Collection entries

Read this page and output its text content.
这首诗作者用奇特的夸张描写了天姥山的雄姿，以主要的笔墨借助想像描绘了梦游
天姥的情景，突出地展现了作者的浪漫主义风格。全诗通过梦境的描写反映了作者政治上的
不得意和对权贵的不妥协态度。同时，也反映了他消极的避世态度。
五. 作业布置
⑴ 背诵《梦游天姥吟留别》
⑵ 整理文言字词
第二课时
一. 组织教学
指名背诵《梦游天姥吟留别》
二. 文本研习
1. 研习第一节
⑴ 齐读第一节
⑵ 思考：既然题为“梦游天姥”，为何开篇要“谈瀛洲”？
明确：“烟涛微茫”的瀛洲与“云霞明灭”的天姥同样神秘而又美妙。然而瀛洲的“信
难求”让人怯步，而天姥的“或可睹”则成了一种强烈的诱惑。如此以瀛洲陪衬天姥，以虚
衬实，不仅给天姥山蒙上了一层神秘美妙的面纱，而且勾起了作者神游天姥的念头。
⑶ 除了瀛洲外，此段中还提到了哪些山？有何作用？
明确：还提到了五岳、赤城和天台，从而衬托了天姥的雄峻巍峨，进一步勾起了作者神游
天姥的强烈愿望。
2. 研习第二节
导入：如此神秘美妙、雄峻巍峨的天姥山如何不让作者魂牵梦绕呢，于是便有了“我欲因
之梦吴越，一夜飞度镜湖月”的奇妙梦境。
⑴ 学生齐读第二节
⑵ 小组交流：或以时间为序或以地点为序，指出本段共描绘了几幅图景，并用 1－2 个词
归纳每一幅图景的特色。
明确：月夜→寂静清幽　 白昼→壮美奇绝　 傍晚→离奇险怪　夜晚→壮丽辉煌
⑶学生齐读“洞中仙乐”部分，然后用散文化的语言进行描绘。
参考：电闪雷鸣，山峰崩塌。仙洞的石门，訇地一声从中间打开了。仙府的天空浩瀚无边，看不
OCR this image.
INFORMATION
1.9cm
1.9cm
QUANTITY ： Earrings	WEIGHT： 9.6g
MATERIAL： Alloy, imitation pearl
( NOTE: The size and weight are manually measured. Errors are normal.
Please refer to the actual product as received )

THE TASK: Write out again, exactly, the lines from the one holding "OCR this image." through the end of the listing, with both ends included.

OUTPUT BELOW:
OCR this image.
INFORMATION
1.9cm
1.9cm
QUANTITY ： Earrings	WEIGHT： 9.6g
MATERIAL： Alloy, imitation pearl
( NOTE: The size and weight are manually measured. Errors are normal.
Please refer to the actual product as received )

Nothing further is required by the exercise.